Figure data in JSON:
_ _ _ _ _

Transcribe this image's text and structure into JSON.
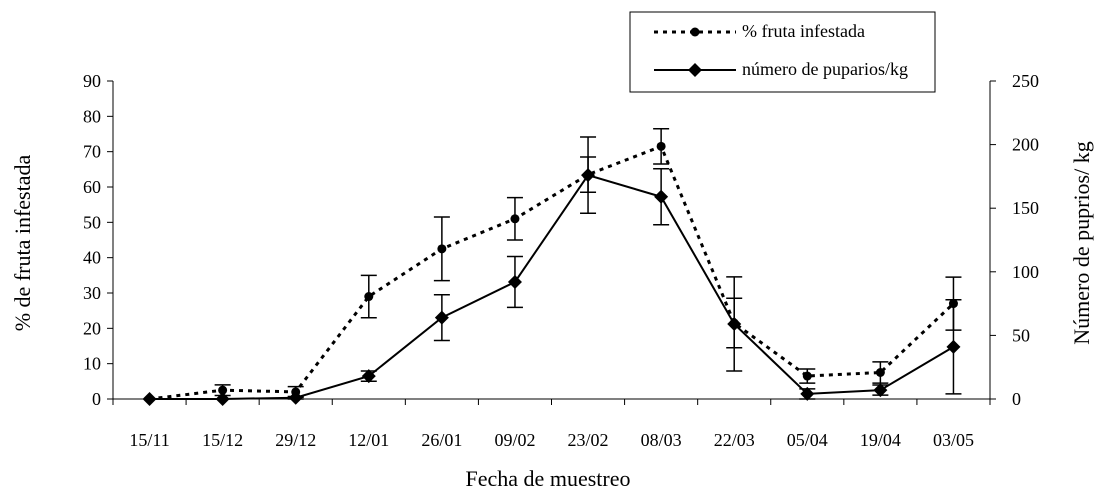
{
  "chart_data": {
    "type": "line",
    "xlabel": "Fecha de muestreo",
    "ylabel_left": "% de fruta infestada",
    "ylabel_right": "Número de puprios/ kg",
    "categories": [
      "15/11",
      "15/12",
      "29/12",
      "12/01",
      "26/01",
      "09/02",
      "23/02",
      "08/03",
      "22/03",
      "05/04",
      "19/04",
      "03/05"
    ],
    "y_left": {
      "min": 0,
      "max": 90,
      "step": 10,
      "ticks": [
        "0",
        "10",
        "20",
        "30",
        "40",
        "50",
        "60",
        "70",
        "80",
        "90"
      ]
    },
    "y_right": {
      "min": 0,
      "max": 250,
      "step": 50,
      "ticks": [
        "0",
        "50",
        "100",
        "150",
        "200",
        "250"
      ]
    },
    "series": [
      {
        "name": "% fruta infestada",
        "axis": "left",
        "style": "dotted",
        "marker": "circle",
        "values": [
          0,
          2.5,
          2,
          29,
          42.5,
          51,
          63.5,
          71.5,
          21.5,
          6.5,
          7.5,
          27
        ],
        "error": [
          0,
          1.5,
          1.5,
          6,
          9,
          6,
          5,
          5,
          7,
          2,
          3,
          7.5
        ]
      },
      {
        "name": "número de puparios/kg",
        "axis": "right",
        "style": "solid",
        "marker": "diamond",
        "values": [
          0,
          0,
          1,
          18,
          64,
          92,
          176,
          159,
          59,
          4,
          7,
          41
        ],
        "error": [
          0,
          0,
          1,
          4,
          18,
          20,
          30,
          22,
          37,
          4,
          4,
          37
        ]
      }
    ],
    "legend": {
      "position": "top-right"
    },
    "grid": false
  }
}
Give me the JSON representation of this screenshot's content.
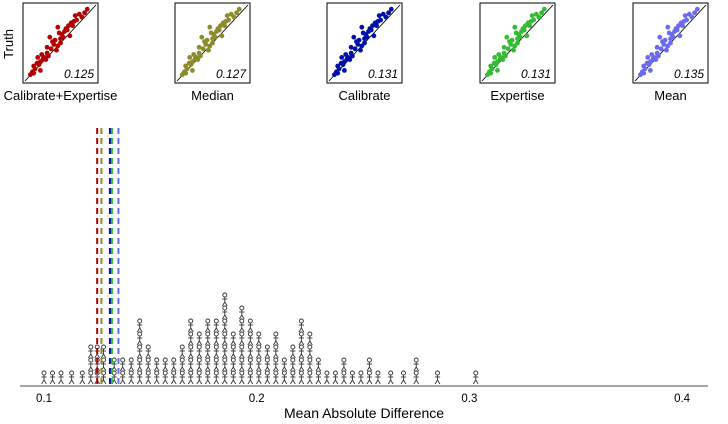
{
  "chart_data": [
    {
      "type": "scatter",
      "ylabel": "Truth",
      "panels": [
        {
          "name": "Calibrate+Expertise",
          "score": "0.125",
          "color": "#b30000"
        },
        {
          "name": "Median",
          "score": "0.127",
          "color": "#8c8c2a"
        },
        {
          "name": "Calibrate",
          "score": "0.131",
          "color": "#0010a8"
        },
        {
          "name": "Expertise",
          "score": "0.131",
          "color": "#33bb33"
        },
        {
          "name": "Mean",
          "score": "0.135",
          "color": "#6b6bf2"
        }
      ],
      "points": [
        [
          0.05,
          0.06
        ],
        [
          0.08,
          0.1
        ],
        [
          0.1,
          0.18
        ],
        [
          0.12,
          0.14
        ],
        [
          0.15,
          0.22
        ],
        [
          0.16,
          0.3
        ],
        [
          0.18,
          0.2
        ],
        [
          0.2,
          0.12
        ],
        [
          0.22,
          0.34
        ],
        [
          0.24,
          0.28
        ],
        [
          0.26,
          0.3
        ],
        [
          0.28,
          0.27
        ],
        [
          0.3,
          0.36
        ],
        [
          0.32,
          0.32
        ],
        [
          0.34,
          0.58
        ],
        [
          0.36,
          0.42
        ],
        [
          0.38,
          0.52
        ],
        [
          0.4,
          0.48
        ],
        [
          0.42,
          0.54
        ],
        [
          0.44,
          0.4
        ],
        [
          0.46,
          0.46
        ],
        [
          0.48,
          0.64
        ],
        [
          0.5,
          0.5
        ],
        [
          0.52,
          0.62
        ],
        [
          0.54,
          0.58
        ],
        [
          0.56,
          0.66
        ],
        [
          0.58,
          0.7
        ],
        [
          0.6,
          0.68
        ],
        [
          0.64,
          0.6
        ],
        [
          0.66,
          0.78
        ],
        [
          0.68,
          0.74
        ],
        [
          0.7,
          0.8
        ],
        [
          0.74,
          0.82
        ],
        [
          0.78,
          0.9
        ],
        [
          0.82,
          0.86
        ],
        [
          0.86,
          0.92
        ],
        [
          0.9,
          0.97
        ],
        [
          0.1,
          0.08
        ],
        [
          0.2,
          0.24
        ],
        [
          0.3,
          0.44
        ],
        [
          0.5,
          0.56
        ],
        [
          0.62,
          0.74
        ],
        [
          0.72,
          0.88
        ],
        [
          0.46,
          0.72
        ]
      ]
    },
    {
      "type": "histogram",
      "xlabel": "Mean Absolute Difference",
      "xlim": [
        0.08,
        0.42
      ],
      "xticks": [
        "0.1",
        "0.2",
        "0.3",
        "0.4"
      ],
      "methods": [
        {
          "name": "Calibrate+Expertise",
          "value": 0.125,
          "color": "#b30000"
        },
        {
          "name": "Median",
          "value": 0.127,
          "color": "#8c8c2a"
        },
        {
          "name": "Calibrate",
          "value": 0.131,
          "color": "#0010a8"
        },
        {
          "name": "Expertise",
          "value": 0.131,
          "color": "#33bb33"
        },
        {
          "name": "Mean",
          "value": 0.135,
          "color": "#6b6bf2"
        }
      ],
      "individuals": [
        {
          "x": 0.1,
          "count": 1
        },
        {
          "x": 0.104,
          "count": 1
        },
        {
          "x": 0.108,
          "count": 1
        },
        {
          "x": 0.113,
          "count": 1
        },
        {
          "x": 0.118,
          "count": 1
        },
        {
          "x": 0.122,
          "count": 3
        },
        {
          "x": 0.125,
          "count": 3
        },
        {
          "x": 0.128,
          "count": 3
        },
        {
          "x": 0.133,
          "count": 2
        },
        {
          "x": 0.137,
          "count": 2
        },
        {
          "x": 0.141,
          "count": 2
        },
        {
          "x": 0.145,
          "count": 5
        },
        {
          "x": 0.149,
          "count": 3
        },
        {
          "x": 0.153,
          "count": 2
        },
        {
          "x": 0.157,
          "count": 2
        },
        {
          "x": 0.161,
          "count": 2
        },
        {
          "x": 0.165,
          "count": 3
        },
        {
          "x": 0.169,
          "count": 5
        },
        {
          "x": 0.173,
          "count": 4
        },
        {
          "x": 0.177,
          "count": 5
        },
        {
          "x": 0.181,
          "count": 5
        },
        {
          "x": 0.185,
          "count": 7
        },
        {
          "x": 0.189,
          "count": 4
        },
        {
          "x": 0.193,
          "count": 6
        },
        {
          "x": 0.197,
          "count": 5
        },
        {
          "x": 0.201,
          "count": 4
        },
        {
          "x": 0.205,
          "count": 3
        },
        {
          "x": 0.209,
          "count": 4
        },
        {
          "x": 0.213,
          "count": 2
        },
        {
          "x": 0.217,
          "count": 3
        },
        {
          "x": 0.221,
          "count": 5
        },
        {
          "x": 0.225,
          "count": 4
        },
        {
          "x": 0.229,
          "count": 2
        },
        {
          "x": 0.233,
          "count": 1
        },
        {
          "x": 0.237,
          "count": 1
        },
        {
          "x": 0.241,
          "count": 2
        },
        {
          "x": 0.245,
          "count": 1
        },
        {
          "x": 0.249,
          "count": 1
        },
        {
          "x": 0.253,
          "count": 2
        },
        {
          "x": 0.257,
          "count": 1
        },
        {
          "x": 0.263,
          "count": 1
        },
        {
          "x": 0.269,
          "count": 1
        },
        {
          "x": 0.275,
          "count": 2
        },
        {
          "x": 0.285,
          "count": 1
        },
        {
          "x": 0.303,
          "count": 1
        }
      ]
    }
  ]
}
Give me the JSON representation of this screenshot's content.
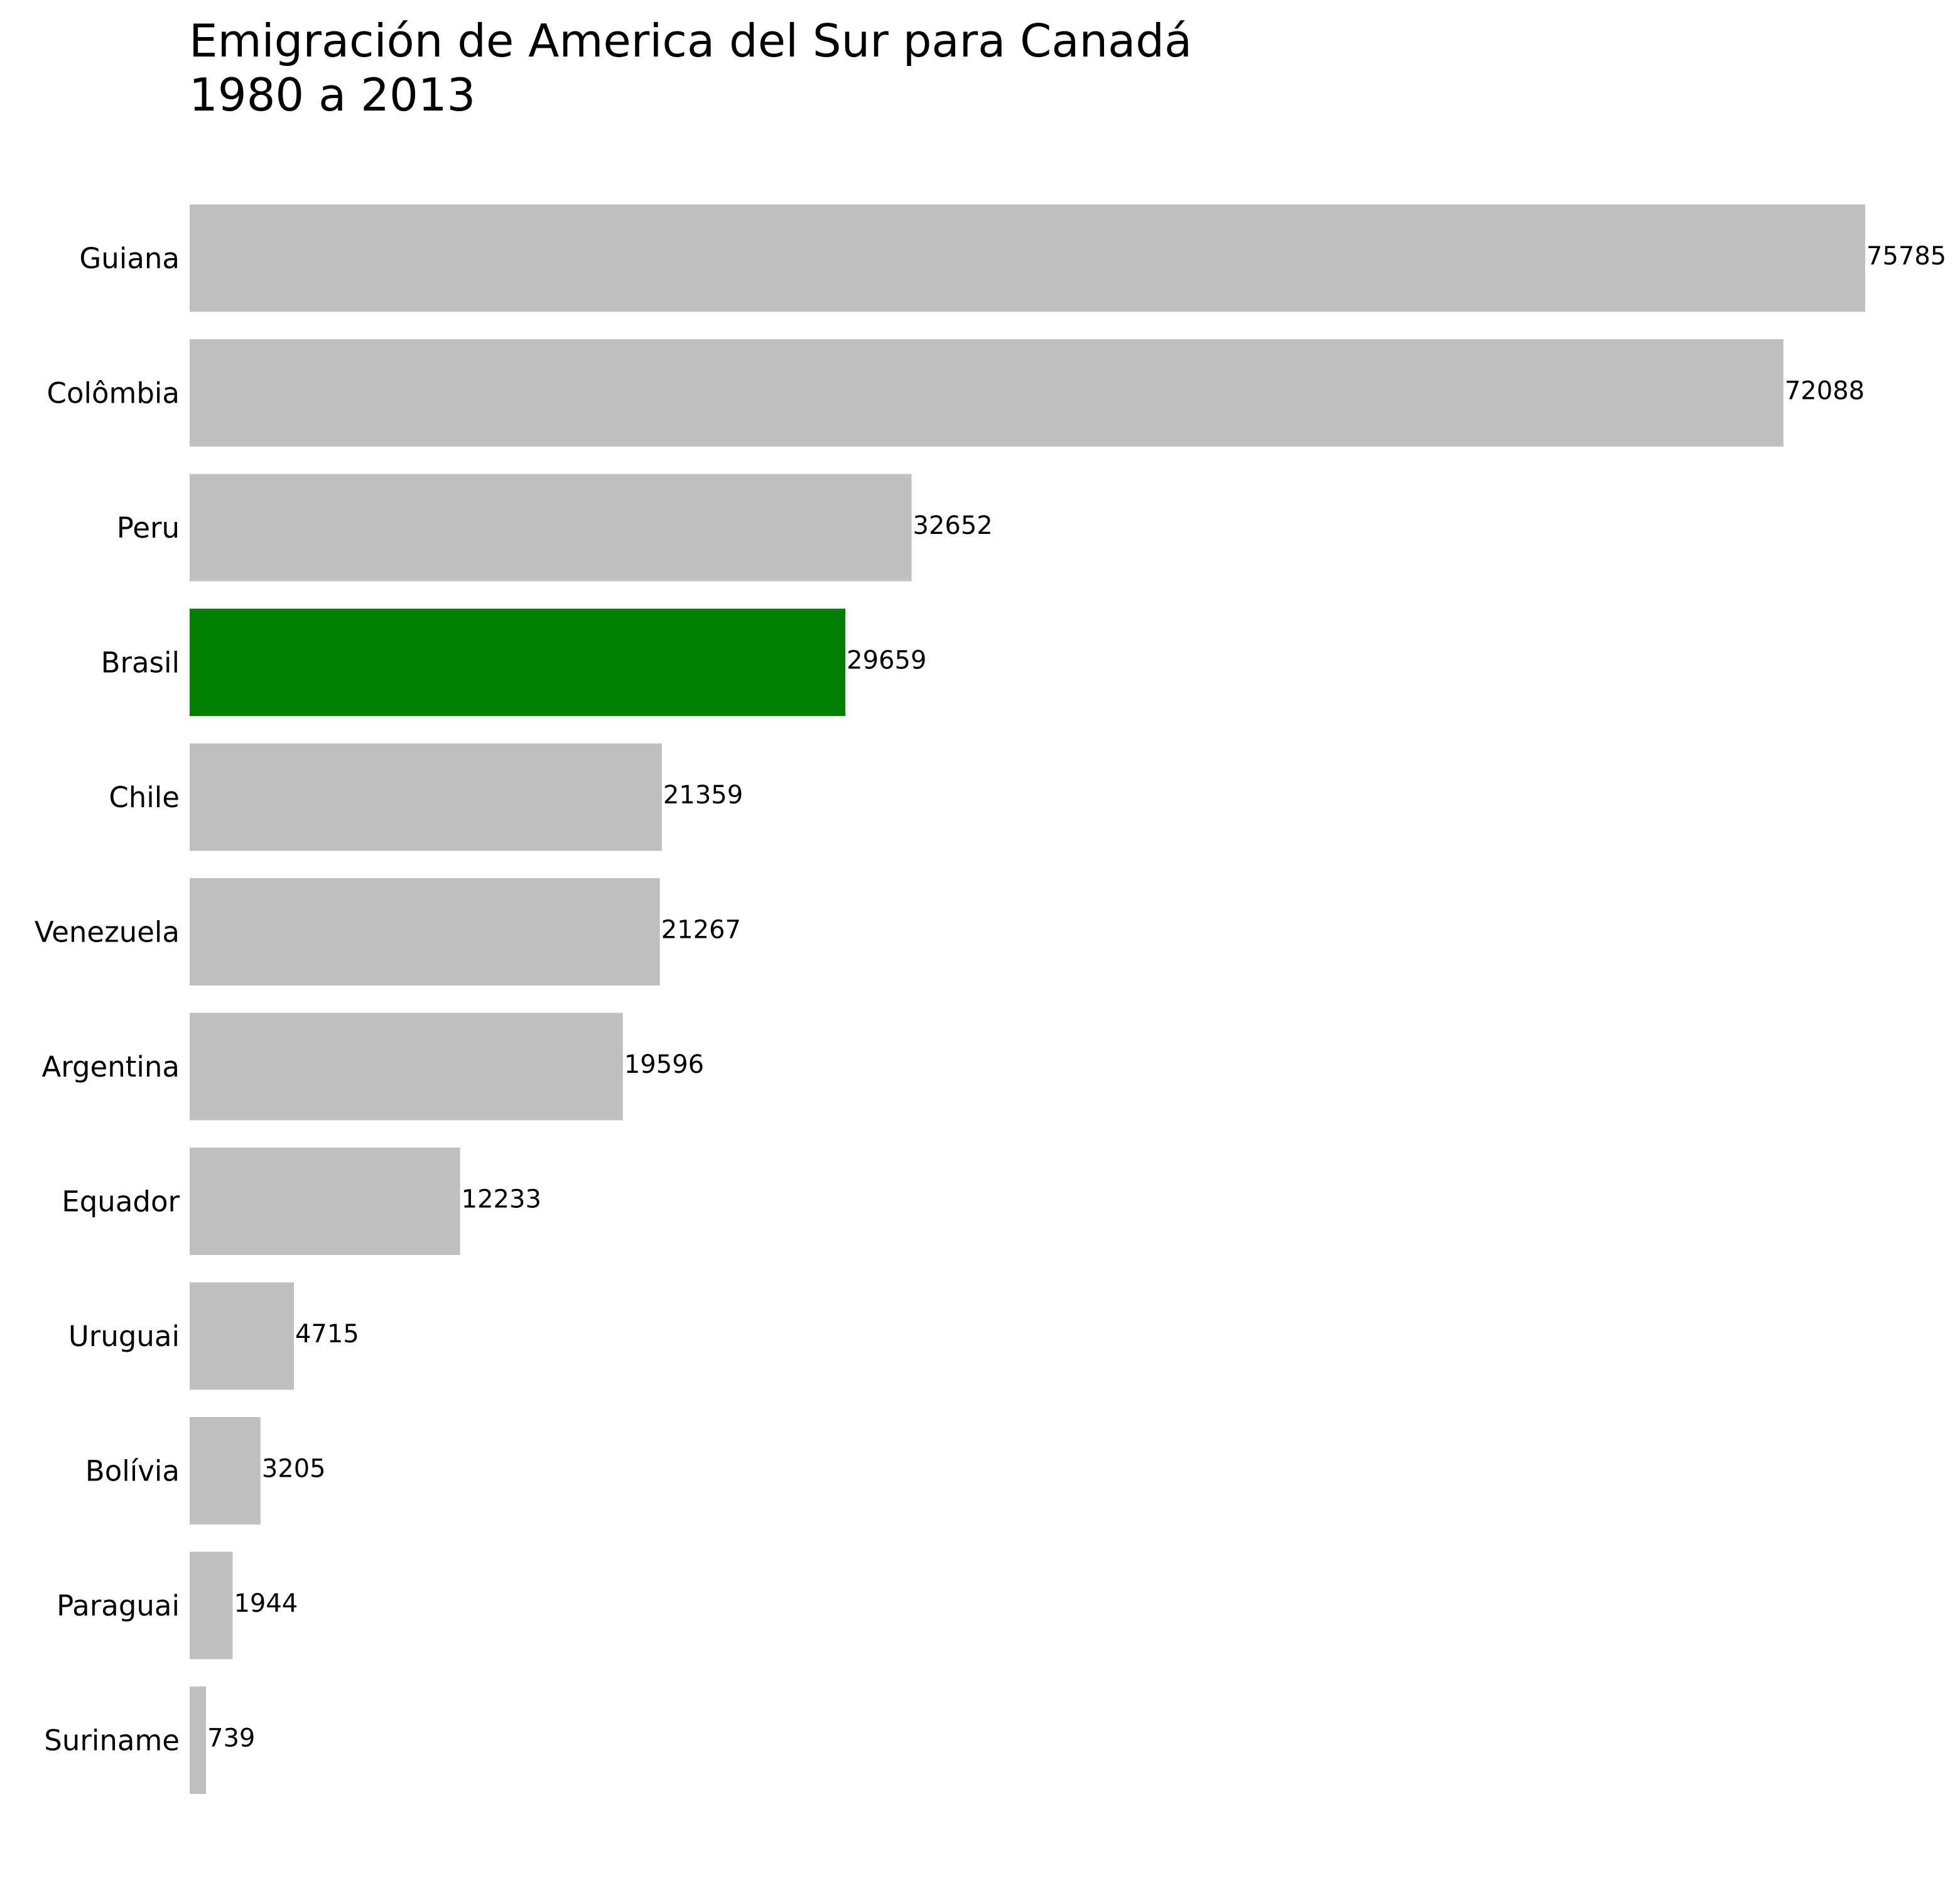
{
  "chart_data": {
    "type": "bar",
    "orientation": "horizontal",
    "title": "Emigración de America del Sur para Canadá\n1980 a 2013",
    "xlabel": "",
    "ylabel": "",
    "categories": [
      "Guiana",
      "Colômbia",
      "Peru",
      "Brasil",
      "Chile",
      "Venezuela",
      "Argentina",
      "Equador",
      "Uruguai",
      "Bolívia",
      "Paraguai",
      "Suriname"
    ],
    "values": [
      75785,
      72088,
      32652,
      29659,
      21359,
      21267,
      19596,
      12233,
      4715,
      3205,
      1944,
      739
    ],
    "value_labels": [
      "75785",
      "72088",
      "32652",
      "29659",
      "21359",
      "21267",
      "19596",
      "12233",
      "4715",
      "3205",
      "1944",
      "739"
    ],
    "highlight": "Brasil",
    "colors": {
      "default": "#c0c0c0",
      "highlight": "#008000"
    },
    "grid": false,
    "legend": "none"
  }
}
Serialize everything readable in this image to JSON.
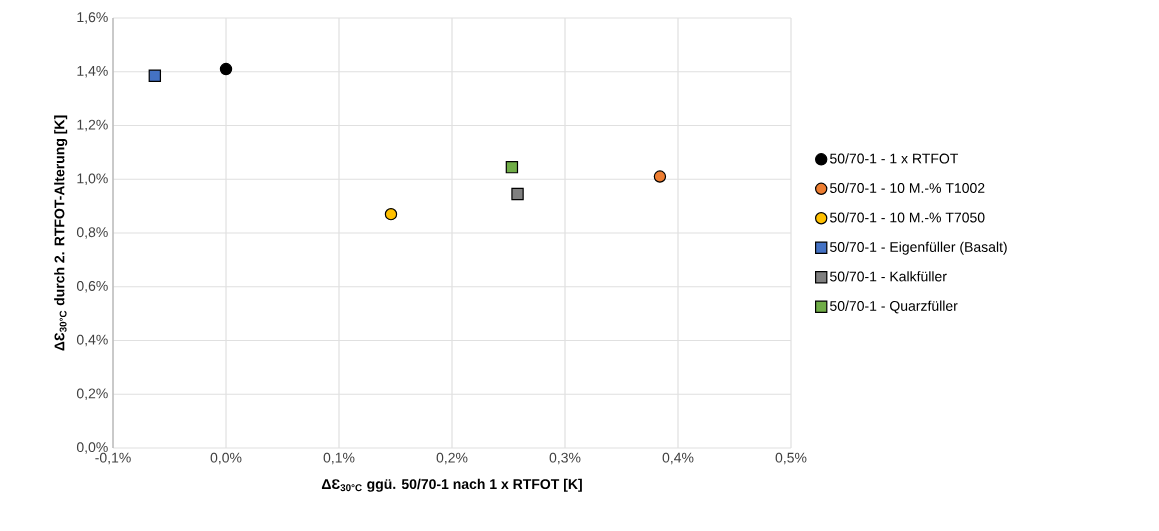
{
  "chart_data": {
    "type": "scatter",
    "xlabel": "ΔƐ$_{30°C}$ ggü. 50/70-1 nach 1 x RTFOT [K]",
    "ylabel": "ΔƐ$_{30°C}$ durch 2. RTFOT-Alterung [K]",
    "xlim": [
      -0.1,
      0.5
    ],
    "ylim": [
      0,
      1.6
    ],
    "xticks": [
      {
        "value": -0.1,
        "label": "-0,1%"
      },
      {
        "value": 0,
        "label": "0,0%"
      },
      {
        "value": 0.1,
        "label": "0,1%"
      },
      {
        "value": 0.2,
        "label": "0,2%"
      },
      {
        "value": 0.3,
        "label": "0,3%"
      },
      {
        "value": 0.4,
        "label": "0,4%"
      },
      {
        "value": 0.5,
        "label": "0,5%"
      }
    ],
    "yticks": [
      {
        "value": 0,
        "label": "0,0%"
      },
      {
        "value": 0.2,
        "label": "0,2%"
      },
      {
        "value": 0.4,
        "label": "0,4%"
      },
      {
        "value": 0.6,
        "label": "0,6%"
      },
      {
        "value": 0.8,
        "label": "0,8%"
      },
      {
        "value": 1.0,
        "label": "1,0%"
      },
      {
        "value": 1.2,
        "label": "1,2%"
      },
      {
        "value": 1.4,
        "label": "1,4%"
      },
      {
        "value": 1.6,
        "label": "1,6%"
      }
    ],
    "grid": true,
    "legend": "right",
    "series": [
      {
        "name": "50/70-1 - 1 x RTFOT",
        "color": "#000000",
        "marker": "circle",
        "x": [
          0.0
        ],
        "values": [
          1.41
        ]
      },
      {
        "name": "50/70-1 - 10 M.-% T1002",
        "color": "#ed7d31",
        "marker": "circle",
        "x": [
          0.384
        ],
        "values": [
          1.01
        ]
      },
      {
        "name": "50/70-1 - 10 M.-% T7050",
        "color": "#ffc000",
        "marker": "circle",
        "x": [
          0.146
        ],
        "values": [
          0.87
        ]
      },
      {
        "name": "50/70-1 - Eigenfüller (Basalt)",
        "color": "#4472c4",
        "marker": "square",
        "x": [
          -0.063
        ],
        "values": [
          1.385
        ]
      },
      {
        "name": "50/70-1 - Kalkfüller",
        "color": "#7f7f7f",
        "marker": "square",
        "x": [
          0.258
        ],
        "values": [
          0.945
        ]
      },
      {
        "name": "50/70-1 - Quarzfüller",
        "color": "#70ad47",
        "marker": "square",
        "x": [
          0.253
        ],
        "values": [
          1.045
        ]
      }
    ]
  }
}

_ _ _ _ _

**EXERCISE TASK:**
State, as a number only, how many lines in the entries include "this".

**TASK RESPONSE:**
4